#### The request:
Retype the records below exactly as they appear, but leave out any pictures.

#### Supplied records:
━━━━━━━━━━━━━━━━━━━━━━━━━━━━━━

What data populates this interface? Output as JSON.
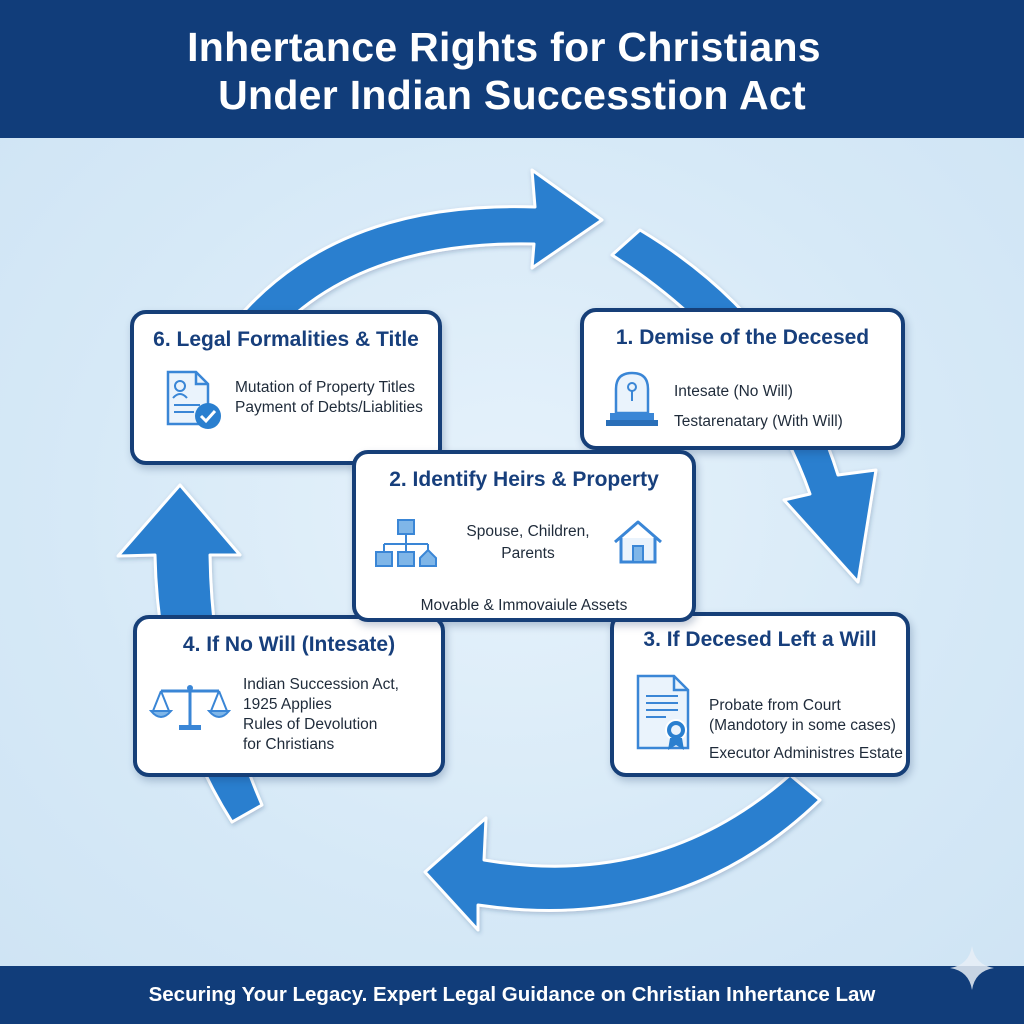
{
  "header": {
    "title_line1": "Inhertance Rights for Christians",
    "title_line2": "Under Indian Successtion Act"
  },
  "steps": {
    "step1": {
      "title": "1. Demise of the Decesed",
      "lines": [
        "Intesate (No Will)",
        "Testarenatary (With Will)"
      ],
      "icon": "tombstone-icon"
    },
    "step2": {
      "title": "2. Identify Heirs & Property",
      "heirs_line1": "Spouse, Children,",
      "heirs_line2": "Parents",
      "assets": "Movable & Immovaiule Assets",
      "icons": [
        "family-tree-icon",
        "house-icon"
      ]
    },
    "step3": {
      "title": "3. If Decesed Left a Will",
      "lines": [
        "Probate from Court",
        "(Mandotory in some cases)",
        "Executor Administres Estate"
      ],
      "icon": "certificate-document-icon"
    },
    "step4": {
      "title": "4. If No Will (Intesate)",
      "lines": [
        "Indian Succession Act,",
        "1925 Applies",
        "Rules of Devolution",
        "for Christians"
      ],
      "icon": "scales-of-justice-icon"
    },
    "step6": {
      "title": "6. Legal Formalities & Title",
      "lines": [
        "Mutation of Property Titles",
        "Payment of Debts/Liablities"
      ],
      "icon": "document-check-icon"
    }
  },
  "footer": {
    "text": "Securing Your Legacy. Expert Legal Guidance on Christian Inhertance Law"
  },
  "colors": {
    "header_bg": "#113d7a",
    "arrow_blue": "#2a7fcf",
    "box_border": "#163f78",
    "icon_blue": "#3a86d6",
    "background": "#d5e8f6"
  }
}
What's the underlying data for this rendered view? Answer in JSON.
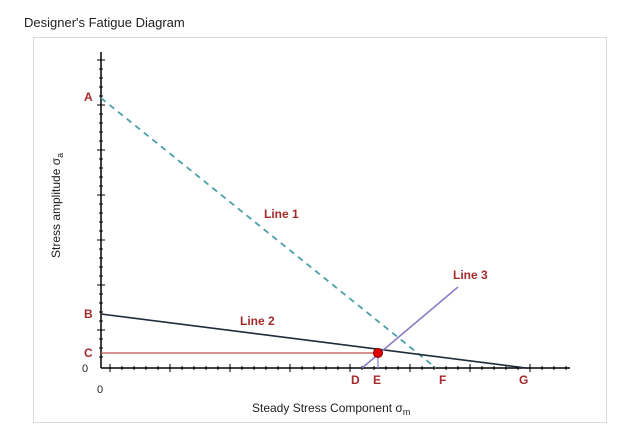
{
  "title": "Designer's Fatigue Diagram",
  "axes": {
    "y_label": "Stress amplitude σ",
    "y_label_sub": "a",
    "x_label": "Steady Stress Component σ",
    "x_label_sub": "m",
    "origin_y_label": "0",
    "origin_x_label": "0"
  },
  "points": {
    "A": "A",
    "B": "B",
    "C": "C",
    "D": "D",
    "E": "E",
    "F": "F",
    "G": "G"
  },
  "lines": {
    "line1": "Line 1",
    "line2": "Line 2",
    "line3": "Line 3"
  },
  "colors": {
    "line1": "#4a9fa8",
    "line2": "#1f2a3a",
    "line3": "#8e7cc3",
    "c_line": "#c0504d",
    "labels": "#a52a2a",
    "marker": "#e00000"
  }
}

━━━━━━━━━━━━━━━━━━━━━━━━━━━━━━

#### Full output:
What data populates this interface? Output as JSON.
{
  "header": {
    "title_line1": "Inhertance Rights for Christians",
    "title_line2": "Under Indian Successtion Act"
  },
  "steps": {
    "step1": {
      "title": "1. Demise of the Decesed",
      "lines": [
        "Intesate (No Will)",
        "Testarenatary (With Will)"
      ],
      "icon": "tombstone-icon"
    },
    "step2": {
      "title": "2. Identify Heirs & Property",
      "heirs_line1": "Spouse, Children,",
      "heirs_line2": "Parents",
      "assets": "Movable & Immovaiule Assets",
      "icons": [
        "family-tree-icon",
        "house-icon"
      ]
    },
    "step3": {
      "title": "3. If Decesed Left a Will",
      "lines": [
        "Probate from Court",
        "(Mandotory in some cases)",
        "Executor Administres Estate"
      ],
      "icon": "certificate-document-icon"
    },
    "step4": {
      "title": "4. If No Will (Intesate)",
      "lines": [
        "Indian Succession Act,",
        "1925 Applies",
        "Rules of Devolution",
        "for Christians"
      ],
      "icon": "scales-of-justice-icon"
    },
    "step6": {
      "title": "6. Legal Formalities & Title",
      "lines": [
        "Mutation of Property Titles",
        "Payment of Debts/Liablities"
      ],
      "icon": "document-check-icon"
    }
  },
  "footer": {
    "text": "Securing Your Legacy. Expert Legal Guidance on Christian Inhertance Law"
  },
  "colors": {
    "header_bg": "#113d7a",
    "arrow_blue": "#2a7fcf",
    "box_border": "#163f78",
    "icon_blue": "#3a86d6",
    "background": "#d5e8f6"
  }
}
What's the underlying data for this rendered view? Answer in JSON.
{
  "title": "Designer's Fatigue Diagram",
  "axes": {
    "y_label": "Stress amplitude σ",
    "y_label_sub": "a",
    "x_label": "Steady Stress Component σ",
    "x_label_sub": "m",
    "origin_y_label": "0",
    "origin_x_label": "0"
  },
  "points": {
    "A": "A",
    "B": "B",
    "C": "C",
    "D": "D",
    "E": "E",
    "F": "F",
    "G": "G"
  },
  "lines": {
    "line1": "Line 1",
    "line2": "Line 2",
    "line3": "Line 3"
  },
  "colors": {
    "line1": "#4a9fa8",
    "line2": "#1f2a3a",
    "line3": "#8e7cc3",
    "c_line": "#c0504d",
    "labels": "#a52a2a",
    "marker": "#e00000"
  }
}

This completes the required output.